■ **Extracted records**:
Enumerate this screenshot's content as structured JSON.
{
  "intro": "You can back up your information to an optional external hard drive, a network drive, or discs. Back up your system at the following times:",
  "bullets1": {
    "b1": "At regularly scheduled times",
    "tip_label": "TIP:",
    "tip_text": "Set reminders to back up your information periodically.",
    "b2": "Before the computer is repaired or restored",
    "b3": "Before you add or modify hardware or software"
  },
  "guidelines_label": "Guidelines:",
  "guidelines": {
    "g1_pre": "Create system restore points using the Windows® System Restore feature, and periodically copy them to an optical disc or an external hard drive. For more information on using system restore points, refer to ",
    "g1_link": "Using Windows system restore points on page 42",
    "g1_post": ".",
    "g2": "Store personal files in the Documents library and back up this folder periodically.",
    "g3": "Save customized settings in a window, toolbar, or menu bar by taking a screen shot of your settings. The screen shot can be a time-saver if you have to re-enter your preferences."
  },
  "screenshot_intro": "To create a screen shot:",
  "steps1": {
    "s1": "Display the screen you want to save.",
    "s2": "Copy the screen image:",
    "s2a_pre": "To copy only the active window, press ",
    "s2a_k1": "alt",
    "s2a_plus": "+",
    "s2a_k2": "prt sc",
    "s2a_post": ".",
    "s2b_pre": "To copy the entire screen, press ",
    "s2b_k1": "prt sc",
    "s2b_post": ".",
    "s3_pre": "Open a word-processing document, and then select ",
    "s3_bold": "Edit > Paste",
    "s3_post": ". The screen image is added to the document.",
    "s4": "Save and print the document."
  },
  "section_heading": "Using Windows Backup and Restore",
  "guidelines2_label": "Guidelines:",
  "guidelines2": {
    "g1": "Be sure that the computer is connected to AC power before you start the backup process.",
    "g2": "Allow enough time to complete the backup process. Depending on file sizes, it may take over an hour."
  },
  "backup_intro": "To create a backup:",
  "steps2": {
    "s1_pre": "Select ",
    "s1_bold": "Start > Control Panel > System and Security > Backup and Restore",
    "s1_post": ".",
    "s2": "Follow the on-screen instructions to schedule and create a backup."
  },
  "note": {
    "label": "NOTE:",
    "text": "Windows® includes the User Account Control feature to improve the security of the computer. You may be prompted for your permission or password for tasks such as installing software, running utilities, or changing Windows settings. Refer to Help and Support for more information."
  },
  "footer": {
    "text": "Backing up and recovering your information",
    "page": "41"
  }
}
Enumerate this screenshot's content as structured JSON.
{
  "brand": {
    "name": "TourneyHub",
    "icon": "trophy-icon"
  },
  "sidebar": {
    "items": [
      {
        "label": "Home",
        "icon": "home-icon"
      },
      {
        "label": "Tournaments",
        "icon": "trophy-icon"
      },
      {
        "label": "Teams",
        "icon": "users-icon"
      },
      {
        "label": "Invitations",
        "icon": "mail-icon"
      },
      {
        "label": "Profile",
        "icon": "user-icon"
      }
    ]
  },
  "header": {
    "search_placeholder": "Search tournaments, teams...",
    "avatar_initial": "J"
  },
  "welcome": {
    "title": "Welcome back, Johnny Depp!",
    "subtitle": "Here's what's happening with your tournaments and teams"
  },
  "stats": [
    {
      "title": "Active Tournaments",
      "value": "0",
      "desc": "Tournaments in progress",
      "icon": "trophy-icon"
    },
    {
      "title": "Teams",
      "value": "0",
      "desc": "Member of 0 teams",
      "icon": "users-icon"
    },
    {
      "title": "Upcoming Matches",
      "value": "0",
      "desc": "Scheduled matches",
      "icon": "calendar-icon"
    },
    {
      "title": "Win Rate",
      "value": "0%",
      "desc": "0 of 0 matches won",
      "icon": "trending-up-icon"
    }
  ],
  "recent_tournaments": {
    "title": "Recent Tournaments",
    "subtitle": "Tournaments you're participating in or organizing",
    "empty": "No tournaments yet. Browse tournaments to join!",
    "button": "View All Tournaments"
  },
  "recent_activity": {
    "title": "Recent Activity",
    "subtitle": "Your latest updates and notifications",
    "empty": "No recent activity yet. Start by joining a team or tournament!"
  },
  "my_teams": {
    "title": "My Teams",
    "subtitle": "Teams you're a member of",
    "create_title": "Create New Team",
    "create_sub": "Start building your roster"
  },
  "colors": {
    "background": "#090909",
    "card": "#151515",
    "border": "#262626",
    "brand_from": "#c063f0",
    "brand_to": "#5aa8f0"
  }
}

■ **Problem**: Quote every record above exactly.

■ **Final result**:
Enumerate this screenshot's content as structured JSON.
{
  "intro": "You can back up your information to an optional external hard drive, a network drive, or discs. Back up your system at the following times:",
  "bullets1": {
    "b1": "At regularly scheduled times",
    "tip_label": "TIP:",
    "tip_text": "Set reminders to back up your information periodically.",
    "b2": "Before the computer is repaired or restored",
    "b3": "Before you add or modify hardware or software"
  },
  "guidelines_label": "Guidelines:",
  "guidelines": {
    "g1_pre": "Create system restore points using the Windows® System Restore feature, and periodically copy them to an optical disc or an external hard drive. For more information on using system restore points, refer to ",
    "g1_link": "Using Windows system restore points on page 42",
    "g1_post": ".",
    "g2": "Store personal files in the Documents library and back up this folder periodically.",
    "g3": "Save customized settings in a window, toolbar, or menu bar by taking a screen shot of your settings. The screen shot can be a time-saver if you have to re-enter your preferences."
  },
  "screenshot_intro": "To create a screen shot:",
  "steps1": {
    "s1": "Display the screen you want to save.",
    "s2": "Copy the screen image:",
    "s2a_pre": "To copy only the active window, press ",
    "s2a_k1": "alt",
    "s2a_plus": "+",
    "s2a_k2": "prt sc",
    "s2a_post": ".",
    "s2b_pre": "To copy the entire screen, press ",
    "s2b_k1": "prt sc",
    "s2b_post": ".",
    "s3_pre": "Open a word-processing document, and then select ",
    "s3_bold": "Edit > Paste",
    "s3_post": ". The screen image is added to the document.",
    "s4": "Save and print the document."
  },
  "section_heading": "Using Windows Backup and Restore",
  "guidelines2_label": "Guidelines:",
  "guidelines2": {
    "g1": "Be sure that the computer is connected to AC power before you start the backup process.",
    "g2": "Allow enough time to complete the backup process. Depending on file sizes, it may take over an hour."
  },
  "backup_intro": "To create a backup:",
  "steps2": {
    "s1_pre": "Select ",
    "s1_bold": "Start > Control Panel > System and Security > Backup and Restore",
    "s1_post": ".",
    "s2": "Follow the on-screen instructions to schedule and create a backup."
  },
  "note": {
    "label": "NOTE:",
    "text": "Windows® includes the User Account Control feature to improve the security of the computer. You may be prompted for your permission or password for tasks such as installing software, running utilities, or changing Windows settings. Refer to Help and Support for more information."
  },
  "footer": {
    "text": "Backing up and recovering your information",
    "page": "41"
  }
}
Enumerate this screenshot's content as structured JSON.
{
  "brand": {
    "name": "TourneyHub",
    "icon": "trophy-icon"
  },
  "sidebar": {
    "items": [
      {
        "label": "Home",
        "icon": "home-icon"
      },
      {
        "label": "Tournaments",
        "icon": "trophy-icon"
      },
      {
        "label": "Teams",
        "icon": "users-icon"
      },
      {
        "label": "Invitations",
        "icon": "mail-icon"
      },
      {
        "label": "Profile",
        "icon": "user-icon"
      }
    ]
  },
  "header": {
    "search_placeholder": "Search tournaments, teams...",
    "avatar_initial": "J"
  },
  "welcome": {
    "title": "Welcome back, Johnny Depp!",
    "subtitle": "Here's what's happening with your tournaments and teams"
  },
  "stats": [
    {
      "title": "Active Tournaments",
      "value": "0",
      "desc": "Tournaments in progress",
      "icon": "trophy-icon"
    },
    {
      "title": "Teams",
      "value": "0",
      "desc": "Member of 0 teams",
      "icon": "users-icon"
    },
    {
      "title": "Upcoming Matches",
      "value": "0",
      "desc": "Scheduled matches",
      "icon": "calendar-icon"
    },
    {
      "title": "Win Rate",
      "value": "0%",
      "desc": "0 of 0 matches won",
      "icon": "trending-up-icon"
    }
  ],
  "recent_tournaments": {
    "title": "Recent Tournaments",
    "subtitle": "Tournaments you're participating in or organizing",
    "empty": "No tournaments yet. Browse tournaments to join!",
    "button": "View All Tournaments"
  },
  "recent_activity": {
    "title": "Recent Activity",
    "subtitle": "Your latest updates and notifications",
    "empty": "No recent activity yet. Start by joining a team or tournament!"
  },
  "my_teams": {
    "title": "My Teams",
    "subtitle": "Teams you're a member of",
    "create_title": "Create New Team",
    "create_sub": "Start building your roster"
  },
  "colors": {
    "background": "#090909",
    "card": "#151515",
    "border": "#262626",
    "brand_from": "#c063f0",
    "brand_to": "#5aa8f0"
  }
}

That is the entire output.